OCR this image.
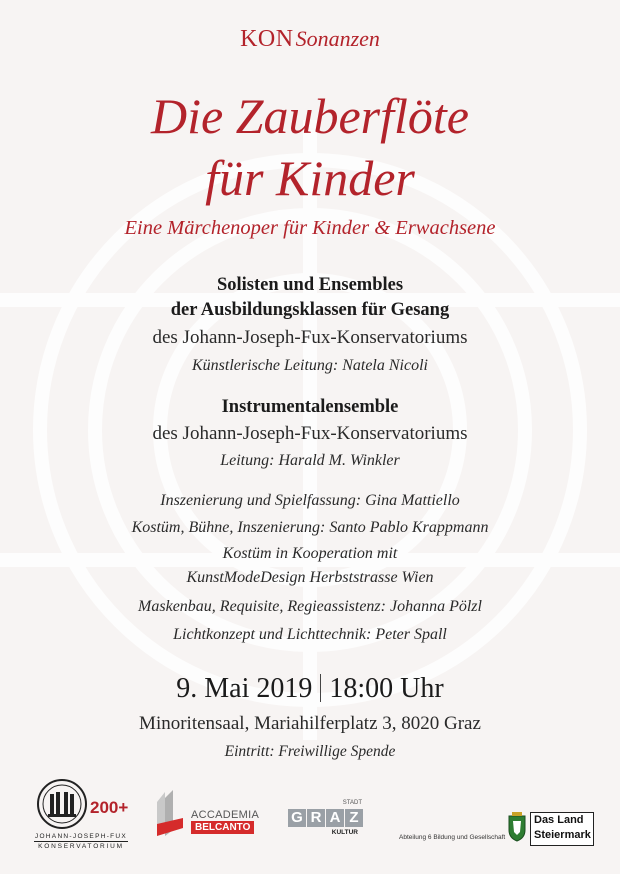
KONSonanzen
Die Zauberflöte
für Kinder
Eine Märchenoper für Kinder & Erwachsene
Solisten und Ensembles
der Ausbildungsklassen für Gesang
des Johann-Joseph-Fux-Konservatoriums
Künstlerische Leitung: Natela Nicoli
Instrumentalensemble
des Johann-Joseph-Fux-Konservatoriums
Leitung: Harald M. Winkler
Inszenierung und Spielfassung: Gina Mattiello
Kostüm, Bühne, Inszenierung: Santo Pablo Krappmann
Kostüm in Kooperation mit
KunstModeDesign Herbststrasse Wien
Maskenbau, Requisite, Regieassistenz: Johanna Pölzl
Lichtkonzept und Lichttechnik: Peter Spall
9. Mai 2019 18:00 Uhr
Minoritensaal, Mariahilferplatz 3, 8020 Graz
Eintritt: Freiwillige Spende
200+
JOHANN-JOSEPH-FUX
KONSERVATORIUM
ACCADEMIA
BELCANTO
STADT
G R A Z
KULTUR
Abteilung 6 Bildung und Gesellschaft
Das Land
Steiermark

■ ■ ■ ■

EXERCISE DETAILS: Copy the data word for word. Pictures do not go in the copy.

FULL SOLUTION:
OCR this image.
KONSonanzen
Die Zauberflöte
für Kinder
Eine Märchenoper für Kinder & Erwachsene
Solisten und Ensembles
der Ausbildungsklassen für Gesang
des Johann-Joseph-Fux-Konservatoriums
Künstlerische Leitung: Natela Nicoli
Instrumentalensemble
des Johann-Joseph-Fux-Konservatoriums
Leitung: Harald M. Winkler
Inszenierung und Spielfassung: Gina Mattiello
Kostüm, Bühne, Inszenierung: Santo Pablo Krappmann
Kostüm in Kooperation mit
KunstModeDesign Herbststrasse Wien
Maskenbau, Requisite, Regieassistenz: Johanna Pölzl
Lichtkonzept und Lichttechnik: Peter Spall
9. Mai 2019 18:00 Uhr
Minoritensaal, Mariahilferplatz 3, 8020 Graz
Eintritt: Freiwillige Spende
200+
JOHANN-JOSEPH-FUX
KONSERVATORIUM
ACCADEMIA
BELCANTO
STADT
G R A Z
KULTUR
Abteilung 6 Bildung und Gesellschaft
Das Land
Steiermark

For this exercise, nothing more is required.